Task goal: The records below hold pictures; please leave those out and retype the rest exactly.

Material for this task:
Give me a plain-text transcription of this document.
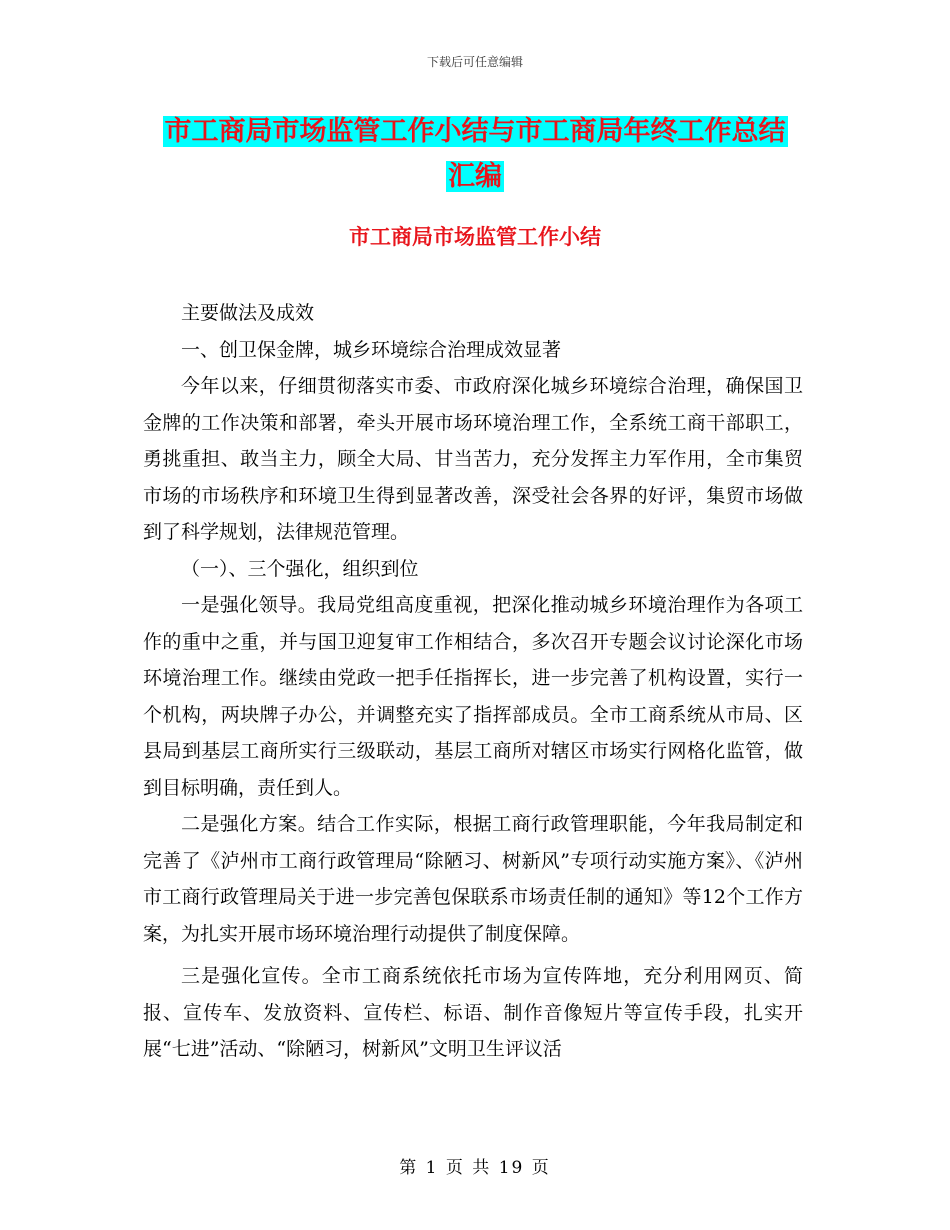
下载后可任意编辑
市工商局市场监管工作小结与市工商局年终工作总结
汇编
市工商局市场监管工作小结

主要做法及成效

一、创卫保金牌，城乡环境综合治理成效显著

今年以来，仔细贯彻落实市委、市政府深化城乡环境综合治理，确保国卫金牌的工作决策和部署，牵头开展市场环境治理工作，全系统工商干部职工，勇挑重担、敢当主力，顾全大局、甘当苦力，充分发挥主力军作用，全市集贸市场的市场秩序和环境卫生得到显著改善，深受社会各界的好评，集贸市场做到了科学规划，法律规范管理。

（一）、三个强化，组织到位

一是强化领导。我局党组高度重视，把深化推动城乡环境治理作为各项工作的重中之重，并与国卫迎复审工作相结合，多次召开专题会议讨论深化市场环境治理工作。继续由党政一把手任指挥长，进一步完善了机构设置，实行一个机构，两块牌子办公，并调整充实了指挥部成员。全市工商系统从市局、区县局到基层工商所实行三级联动，基层工商所对辖区市场实行网格化监管，做到目标明确，责任到人。

二是强化方案。结合工作实际，根据工商行政管理职能，今年我局制定和完善了《泸州市工商行政管理局“除陋习、树新风”专项行动实施方案》、《泸州市工商行政管理局关于进一步完善包保联系市场责任制的通知》等12个工作方案，为扎实开展市场环境治理行动提供了制度保障。

三是强化宣传。全市工商系统依托市场为宣传阵地，充分利用网页、简报、宣传车、发放资料、宣传栏、标语、制作音像短片等宣传手段，扎实开展“七进”活动、“除陋习，树新风”文明卫生评议活

第 1 页 共 19 页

Reply:
Give me a plain-text transcription of this document.
下载后可任意编辑
市工商局市场监管工作小结与市工商局年终工作总结
汇编
市工商局市场监管工作小结

主要做法及成效

一、创卫保金牌，城乡环境综合治理成效显著

今年以来，仔细贯彻落实市委、市政府深化城乡环境综合治理，确保国卫金牌的工作决策和部署，牵头开展市场环境治理工作，全系统工商干部职工，勇挑重担、敢当主力，顾全大局、甘当苦力，充分发挥主力军作用，全市集贸市场的市场秩序和环境卫生得到显著改善，深受社会各界的好评，集贸市场做到了科学规划，法律规范管理。

（一）、三个强化，组织到位

一是强化领导。我局党组高度重视，把深化推动城乡环境治理作为各项工作的重中之重，并与国卫迎复审工作相结合，多次召开专题会议讨论深化市场环境治理工作。继续由党政一把手任指挥长，进一步完善了机构设置，实行一个机构，两块牌子办公，并调整充实了指挥部成员。全市工商系统从市局、区县局到基层工商所实行三级联动，基层工商所对辖区市场实行网格化监管，做到目标明确，责任到人。

二是强化方案。结合工作实际，根据工商行政管理职能，今年我局制定和完善了《泸州市工商行政管理局“除陋习、树新风”专项行动实施方案》、《泸州市工商行政管理局关于进一步完善包保联系市场责任制的通知》等12个工作方案，为扎实开展市场环境治理行动提供了制度保障。

三是强化宣传。全市工商系统依托市场为宣传阵地，充分利用网页、简报、宣传车、发放资料、宣传栏、标语、制作音像短片等宣传手段，扎实开展“七进”活动、“除陋习，树新风”文明卫生评议活

第 1 页 共 19 页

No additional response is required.